**Work to complete:** Write the records out again, keeping each line exactly as it is.

···

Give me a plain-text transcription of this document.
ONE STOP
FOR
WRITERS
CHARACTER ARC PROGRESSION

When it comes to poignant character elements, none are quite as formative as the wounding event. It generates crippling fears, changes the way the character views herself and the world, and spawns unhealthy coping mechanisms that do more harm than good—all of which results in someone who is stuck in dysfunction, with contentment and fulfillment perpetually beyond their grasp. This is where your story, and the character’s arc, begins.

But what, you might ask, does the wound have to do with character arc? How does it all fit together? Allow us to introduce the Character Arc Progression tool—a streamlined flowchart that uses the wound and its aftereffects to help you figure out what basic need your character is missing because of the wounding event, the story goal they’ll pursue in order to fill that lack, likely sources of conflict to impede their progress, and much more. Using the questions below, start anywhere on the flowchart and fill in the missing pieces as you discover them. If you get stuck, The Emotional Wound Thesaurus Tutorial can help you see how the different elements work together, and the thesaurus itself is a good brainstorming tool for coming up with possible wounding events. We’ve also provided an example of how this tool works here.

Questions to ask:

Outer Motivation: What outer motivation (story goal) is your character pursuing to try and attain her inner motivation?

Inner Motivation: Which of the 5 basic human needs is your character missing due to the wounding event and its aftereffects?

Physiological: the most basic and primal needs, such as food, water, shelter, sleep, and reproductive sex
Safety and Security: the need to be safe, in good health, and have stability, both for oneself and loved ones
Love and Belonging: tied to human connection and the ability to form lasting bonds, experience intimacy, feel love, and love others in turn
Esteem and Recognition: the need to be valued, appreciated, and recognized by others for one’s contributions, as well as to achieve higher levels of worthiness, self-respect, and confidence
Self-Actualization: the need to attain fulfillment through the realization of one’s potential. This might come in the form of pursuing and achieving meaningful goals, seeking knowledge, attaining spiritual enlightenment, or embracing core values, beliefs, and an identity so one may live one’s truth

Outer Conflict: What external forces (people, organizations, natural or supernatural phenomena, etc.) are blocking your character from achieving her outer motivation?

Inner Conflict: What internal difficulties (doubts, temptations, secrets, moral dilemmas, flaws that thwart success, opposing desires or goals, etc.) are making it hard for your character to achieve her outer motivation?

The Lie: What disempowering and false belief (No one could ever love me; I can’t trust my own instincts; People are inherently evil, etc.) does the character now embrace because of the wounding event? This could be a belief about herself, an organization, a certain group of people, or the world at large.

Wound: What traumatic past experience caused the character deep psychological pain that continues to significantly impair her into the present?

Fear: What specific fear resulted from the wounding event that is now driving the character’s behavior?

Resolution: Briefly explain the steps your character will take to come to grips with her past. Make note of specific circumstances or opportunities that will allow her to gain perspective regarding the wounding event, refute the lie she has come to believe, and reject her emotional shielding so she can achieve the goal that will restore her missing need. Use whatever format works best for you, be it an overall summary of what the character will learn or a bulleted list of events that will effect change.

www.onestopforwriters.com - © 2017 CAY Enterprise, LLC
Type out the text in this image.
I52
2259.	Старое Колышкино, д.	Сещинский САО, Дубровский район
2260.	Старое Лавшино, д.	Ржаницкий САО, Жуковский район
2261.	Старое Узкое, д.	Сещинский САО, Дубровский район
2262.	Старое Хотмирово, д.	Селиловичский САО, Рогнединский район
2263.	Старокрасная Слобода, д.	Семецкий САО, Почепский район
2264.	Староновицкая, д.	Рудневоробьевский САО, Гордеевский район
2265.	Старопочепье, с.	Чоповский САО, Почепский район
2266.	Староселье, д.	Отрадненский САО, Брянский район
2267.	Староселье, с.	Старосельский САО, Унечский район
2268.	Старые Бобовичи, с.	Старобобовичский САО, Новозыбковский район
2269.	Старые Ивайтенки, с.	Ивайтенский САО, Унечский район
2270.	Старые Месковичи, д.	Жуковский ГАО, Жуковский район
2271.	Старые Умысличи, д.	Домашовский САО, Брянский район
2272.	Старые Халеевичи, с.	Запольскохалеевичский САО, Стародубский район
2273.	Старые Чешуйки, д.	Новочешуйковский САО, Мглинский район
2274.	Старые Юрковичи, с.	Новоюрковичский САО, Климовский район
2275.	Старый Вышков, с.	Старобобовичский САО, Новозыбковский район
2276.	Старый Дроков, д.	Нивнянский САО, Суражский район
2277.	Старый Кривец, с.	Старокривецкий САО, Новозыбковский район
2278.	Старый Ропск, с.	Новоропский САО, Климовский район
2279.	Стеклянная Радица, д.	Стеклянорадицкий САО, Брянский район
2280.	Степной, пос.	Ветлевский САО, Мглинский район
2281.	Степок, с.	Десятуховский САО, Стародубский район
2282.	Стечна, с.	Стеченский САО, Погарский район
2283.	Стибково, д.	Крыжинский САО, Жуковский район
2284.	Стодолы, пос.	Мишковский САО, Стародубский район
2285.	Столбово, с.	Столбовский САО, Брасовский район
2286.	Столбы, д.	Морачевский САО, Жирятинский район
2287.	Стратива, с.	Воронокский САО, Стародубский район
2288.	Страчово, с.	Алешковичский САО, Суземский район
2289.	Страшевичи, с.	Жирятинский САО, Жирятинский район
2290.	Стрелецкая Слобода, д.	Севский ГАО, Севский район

···

**Result below:**
Give me a plain-text transcription of this document.
ONE STOP
FOR
WRITERS
CHARACTER ARC PROGRESSION

When it comes to poignant character elements, none are quite as formative as the wounding event. It generates crippling fears, changes the way the character views herself and the world, and spawns unhealthy coping mechanisms that do more harm than good—all of which results in someone who is stuck in dysfunction, with contentment and fulfillment perpetually beyond their grasp. This is where your story, and the character’s arc, begins.

But what, you might ask, does the wound have to do with character arc? How does it all fit together? Allow us to introduce the Character Arc Progression tool—a streamlined flowchart that uses the wound and its aftereffects to help you figure out what basic need your character is missing because of the wounding event, the story goal they’ll pursue in order to fill that lack, likely sources of conflict to impede their progress, and much more. Using the questions below, start anywhere on the flowchart and fill in the missing pieces as you discover them. If you get stuck, The Emotional Wound Thesaurus Tutorial can help you see how the different elements work together, and the thesaurus itself is a good brainstorming tool for coming up with possible wounding events. We’ve also provided an example of how this tool works here.

Questions to ask:

Outer Motivation: What outer motivation (story goal) is your character pursuing to try and attain her inner motivation?

Inner Motivation: Which of the 5 basic human needs is your character missing due to the wounding event and its aftereffects?

Physiological: the most basic and primal needs, such as food, water, shelter, sleep, and reproductive sex
Safety and Security: the need to be safe, in good health, and have stability, both for oneself and loved ones
Love and Belonging: tied to human connection and the ability to form lasting bonds, experience intimacy, feel love, and love others in turn
Esteem and Recognition: the need to be valued, appreciated, and recognized by others for one’s contributions, as well as to achieve higher levels of worthiness, self-respect, and confidence
Self-Actualization: the need to attain fulfillment through the realization of one’s potential. This might come in the form of pursuing and achieving meaningful goals, seeking knowledge, attaining spiritual enlightenment, or embracing core values, beliefs, and an identity so one may live one’s truth

Outer Conflict: What external forces (people, organizations, natural or supernatural phenomena, etc.) are blocking your character from achieving her outer motivation?

Inner Conflict: What internal difficulties (doubts, temptations, secrets, moral dilemmas, flaws that thwart success, opposing desires or goals, etc.) are making it hard for your character to achieve her outer motivation?

The Lie: What disempowering and false belief (No one could ever love me; I can’t trust my own instincts; People are inherently evil, etc.) does the character now embrace because of the wounding event? This could be a belief about herself, an organization, a certain group of people, or the world at large.

Wound: What traumatic past experience caused the character deep psychological pain that continues to significantly impair her into the present?

Fear: What specific fear resulted from the wounding event that is now driving the character’s behavior?

Resolution: Briefly explain the steps your character will take to come to grips with her past. Make note of specific circumstances or opportunities that will allow her to gain perspective regarding the wounding event, refute the lie she has come to believe, and reject her emotional shielding so she can achieve the goal that will restore her missing need. Use whatever format works best for you, be it an overall summary of what the character will learn or a bulleted list of events that will effect change.

www.onestopforwriters.com - © 2017 CAY Enterprise, LLC
Type out the text in this image.
I52
2259.	Старое Колышкино, д.	Сещинский САО, Дубровский район
2260.	Старое Лавшино, д.	Ржаницкий САО, Жуковский район
2261.	Старое Узкое, д.	Сещинский САО, Дубровский район
2262.	Старое Хотмирово, д.	Селиловичский САО, Рогнединский район
2263.	Старокрасная Слобода, д.	Семецкий САО, Почепский район
2264.	Староновицкая, д.	Рудневоробьевский САО, Гордеевский район
2265.	Старопочепье, с.	Чоповский САО, Почепский район
2266.	Староселье, д.	Отрадненский САО, Брянский район
2267.	Староселье, с.	Старосельский САО, Унечский район
2268.	Старые Бобовичи, с.	Старобобовичский САО, Новозыбковский район
2269.	Старые Ивайтенки, с.	Ивайтенский САО, Унечский район
2270.	Старые Месковичи, д.	Жуковский ГАО, Жуковский район
2271.	Старые Умысличи, д.	Домашовский САО, Брянский район
2272.	Старые Халеевичи, с.	Запольскохалеевичский САО, Стародубский район
2273.	Старые Чешуйки, д.	Новочешуйковский САО, Мглинский район
2274.	Старые Юрковичи, с.	Новоюрковичский САО, Климовский район
2275.	Старый Вышков, с.	Старобобовичский САО, Новозыбковский район
2276.	Старый Дроков, д.	Нивнянский САО, Суражский район
2277.	Старый Кривец, с.	Старокривецкий САО, Новозыбковский район
2278.	Старый Ропск, с.	Новоропский САО, Климовский район
2279.	Стеклянная Радица, д.	Стеклянорадицкий САО, Брянский район
2280.	Степной, пос.	Ветлевский САО, Мглинский район
2281.	Степок, с.	Десятуховский САО, Стародубский район
2282.	Стечна, с.	Стеченский САО, Погарский район
2283.	Стибково, д.	Крыжинский САО, Жуковский район
2284.	Стодолы, пос.	Мишковский САО, Стародубский район
2285.	Столбово, с.	Столбовский САО, Брасовский район
2286.	Столбы, д.	Морачевский САО, Жирятинский район
2287.	Стратива, с.	Воронокский САО, Стародубский район
2288.	Страчово, с.	Алешковичский САО, Суземский район
2289.	Страшевичи, с.	Жирятинский САО, Жирятинский район
2290.	Стрелецкая Слобода, д.	Севский ГАО, Севский район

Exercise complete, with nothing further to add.